Saved data entries
'''
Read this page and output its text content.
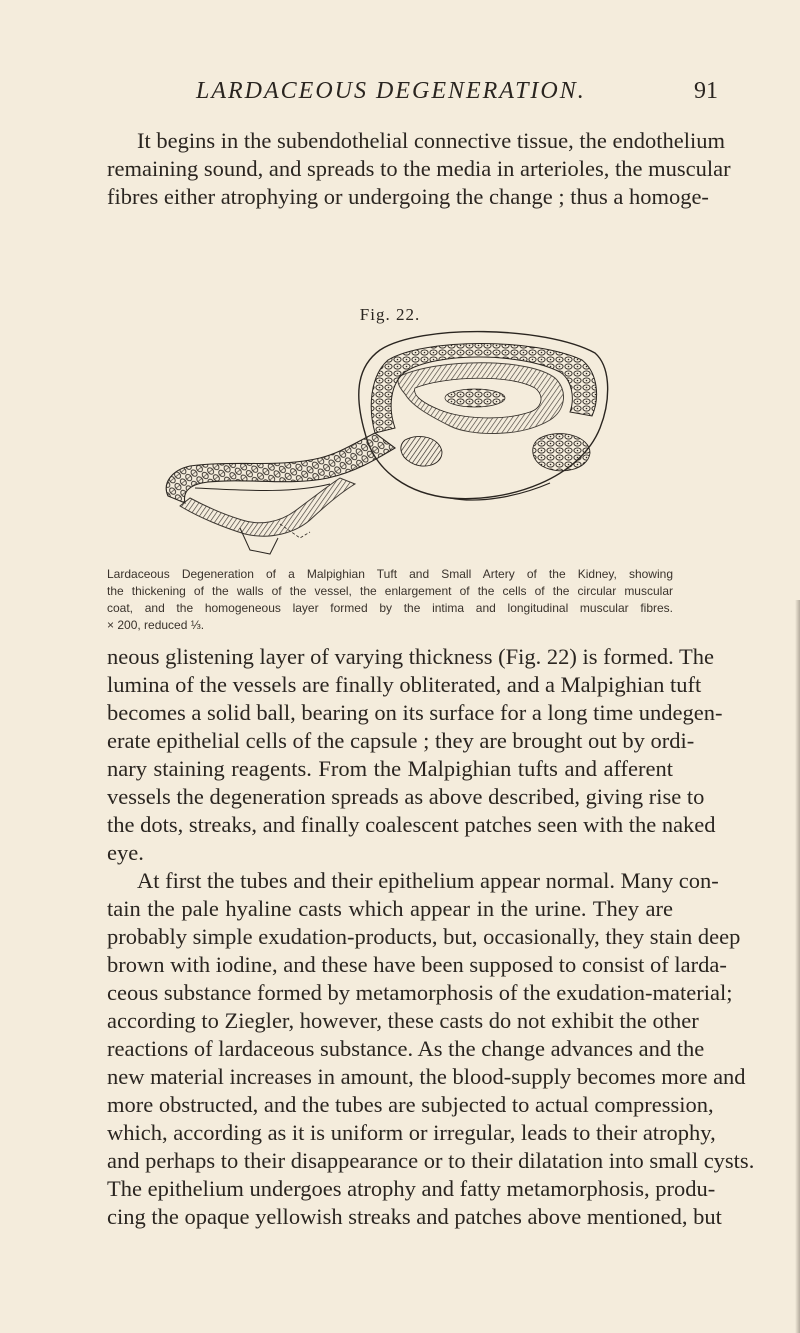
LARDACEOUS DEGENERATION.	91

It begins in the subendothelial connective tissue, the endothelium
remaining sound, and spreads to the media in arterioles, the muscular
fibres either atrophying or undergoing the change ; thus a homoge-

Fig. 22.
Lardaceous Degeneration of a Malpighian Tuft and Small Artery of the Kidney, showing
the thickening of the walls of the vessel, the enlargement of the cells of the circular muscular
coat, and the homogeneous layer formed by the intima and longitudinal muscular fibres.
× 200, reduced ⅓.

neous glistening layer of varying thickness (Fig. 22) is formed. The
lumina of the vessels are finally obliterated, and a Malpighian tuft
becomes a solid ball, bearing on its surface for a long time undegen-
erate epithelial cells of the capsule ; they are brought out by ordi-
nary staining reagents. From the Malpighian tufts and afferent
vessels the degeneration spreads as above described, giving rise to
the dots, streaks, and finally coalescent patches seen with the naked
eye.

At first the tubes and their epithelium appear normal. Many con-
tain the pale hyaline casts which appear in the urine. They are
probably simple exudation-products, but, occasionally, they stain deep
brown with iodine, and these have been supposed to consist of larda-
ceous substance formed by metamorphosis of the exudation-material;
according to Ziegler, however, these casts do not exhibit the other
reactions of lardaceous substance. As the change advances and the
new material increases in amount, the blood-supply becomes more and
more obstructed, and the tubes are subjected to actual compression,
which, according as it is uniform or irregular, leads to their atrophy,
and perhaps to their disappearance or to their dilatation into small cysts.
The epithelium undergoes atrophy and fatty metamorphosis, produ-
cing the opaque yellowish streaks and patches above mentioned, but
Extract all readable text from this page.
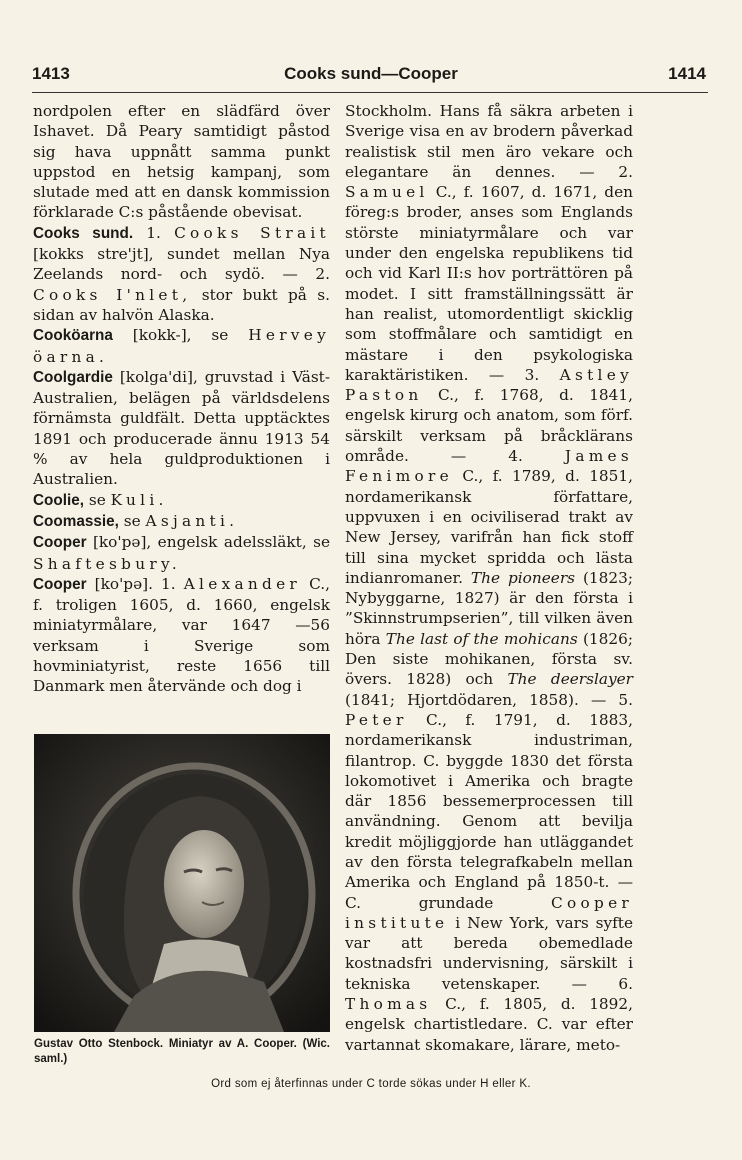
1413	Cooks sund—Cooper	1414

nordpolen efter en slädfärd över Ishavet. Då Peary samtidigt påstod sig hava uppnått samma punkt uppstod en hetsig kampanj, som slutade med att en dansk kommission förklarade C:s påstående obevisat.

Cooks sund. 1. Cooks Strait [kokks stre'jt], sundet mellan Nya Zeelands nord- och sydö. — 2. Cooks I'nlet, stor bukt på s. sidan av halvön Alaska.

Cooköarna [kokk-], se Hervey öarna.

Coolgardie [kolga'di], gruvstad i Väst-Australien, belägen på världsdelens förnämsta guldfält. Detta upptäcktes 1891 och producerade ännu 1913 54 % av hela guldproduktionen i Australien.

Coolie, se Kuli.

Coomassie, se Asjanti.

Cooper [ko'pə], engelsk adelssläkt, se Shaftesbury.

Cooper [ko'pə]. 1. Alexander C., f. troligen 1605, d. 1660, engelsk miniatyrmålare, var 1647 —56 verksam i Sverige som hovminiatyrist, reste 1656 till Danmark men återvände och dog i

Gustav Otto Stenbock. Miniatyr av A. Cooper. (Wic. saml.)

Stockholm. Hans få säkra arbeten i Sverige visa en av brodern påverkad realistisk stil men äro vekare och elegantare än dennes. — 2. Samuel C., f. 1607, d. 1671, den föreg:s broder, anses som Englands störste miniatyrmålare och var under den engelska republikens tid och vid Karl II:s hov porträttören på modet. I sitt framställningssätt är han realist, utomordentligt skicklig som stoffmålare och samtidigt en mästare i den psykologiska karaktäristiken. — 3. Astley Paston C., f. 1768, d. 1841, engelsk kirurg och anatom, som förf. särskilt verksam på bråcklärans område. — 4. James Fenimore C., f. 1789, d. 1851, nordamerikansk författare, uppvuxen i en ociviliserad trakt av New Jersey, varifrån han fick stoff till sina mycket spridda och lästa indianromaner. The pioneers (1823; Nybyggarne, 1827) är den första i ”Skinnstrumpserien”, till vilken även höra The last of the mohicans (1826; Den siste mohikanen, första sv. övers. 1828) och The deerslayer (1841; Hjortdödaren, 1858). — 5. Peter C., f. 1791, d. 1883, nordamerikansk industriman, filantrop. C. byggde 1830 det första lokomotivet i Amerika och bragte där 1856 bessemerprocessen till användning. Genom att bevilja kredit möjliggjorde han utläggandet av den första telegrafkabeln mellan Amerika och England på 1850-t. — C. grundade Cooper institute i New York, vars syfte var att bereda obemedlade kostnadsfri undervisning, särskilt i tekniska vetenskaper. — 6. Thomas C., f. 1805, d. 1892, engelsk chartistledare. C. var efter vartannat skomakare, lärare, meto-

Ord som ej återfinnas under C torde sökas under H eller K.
'''
'''
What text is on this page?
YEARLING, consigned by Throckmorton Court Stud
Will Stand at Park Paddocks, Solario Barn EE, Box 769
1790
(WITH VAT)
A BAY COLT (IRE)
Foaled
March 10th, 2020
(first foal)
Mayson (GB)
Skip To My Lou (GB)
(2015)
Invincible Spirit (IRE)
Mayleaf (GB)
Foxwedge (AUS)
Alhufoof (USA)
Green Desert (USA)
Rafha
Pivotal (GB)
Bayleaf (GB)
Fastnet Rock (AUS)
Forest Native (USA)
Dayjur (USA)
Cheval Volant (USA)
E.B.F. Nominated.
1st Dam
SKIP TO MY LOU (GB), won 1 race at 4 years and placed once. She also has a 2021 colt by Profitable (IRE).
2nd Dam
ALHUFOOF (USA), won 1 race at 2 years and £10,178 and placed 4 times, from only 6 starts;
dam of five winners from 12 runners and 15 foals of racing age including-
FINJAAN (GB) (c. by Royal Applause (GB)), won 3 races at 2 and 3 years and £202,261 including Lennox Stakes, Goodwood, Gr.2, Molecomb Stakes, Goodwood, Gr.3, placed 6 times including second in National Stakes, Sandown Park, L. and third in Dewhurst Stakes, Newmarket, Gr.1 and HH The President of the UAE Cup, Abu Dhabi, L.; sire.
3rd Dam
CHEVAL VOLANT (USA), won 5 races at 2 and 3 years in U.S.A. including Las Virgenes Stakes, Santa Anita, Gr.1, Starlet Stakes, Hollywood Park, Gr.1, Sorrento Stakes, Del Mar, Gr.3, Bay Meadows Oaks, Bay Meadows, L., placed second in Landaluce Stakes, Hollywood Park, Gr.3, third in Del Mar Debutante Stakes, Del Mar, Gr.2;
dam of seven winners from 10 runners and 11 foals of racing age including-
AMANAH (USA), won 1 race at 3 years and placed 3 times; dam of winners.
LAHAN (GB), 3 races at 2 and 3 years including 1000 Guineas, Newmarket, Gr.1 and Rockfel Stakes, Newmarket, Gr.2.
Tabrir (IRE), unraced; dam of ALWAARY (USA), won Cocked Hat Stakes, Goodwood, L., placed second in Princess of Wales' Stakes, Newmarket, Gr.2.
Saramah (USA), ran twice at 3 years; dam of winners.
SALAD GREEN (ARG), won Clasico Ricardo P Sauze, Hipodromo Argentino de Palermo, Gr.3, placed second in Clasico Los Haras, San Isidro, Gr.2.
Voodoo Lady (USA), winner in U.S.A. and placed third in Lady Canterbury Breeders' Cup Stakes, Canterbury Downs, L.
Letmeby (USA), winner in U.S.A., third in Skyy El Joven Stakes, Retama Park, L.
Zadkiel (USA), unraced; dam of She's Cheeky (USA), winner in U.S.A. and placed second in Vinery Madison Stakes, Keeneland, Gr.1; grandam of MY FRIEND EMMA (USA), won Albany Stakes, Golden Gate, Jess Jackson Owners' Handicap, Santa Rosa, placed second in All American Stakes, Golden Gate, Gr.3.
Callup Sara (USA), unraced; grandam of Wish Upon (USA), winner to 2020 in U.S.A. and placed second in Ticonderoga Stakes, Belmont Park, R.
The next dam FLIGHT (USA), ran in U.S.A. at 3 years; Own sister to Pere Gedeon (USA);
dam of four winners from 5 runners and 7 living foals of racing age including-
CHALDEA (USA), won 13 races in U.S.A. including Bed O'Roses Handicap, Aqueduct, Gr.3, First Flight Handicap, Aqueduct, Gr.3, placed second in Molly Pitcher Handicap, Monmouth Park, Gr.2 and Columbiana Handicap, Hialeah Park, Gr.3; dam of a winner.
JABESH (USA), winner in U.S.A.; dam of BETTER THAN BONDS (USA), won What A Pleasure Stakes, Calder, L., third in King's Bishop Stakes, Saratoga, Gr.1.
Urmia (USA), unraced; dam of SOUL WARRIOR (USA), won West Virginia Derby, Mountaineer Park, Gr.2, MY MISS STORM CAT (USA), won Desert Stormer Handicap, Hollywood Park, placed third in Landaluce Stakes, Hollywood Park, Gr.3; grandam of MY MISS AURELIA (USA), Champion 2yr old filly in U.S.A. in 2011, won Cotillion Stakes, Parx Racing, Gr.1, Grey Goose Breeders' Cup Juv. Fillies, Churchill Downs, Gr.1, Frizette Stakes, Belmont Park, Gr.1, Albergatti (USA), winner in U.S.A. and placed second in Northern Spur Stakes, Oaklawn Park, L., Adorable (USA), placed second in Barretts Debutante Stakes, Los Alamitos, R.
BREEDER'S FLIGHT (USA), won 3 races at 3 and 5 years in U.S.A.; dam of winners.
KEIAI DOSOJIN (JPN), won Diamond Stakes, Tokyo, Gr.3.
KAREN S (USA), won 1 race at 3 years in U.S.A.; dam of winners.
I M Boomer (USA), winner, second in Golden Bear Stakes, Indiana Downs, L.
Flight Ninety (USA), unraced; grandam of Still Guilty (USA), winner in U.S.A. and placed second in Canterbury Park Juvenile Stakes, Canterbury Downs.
'''
* [ACTION ITEM] With no other words, report how many lines in the entries hold the string "vessels".

* [TASK SOLUTION] 2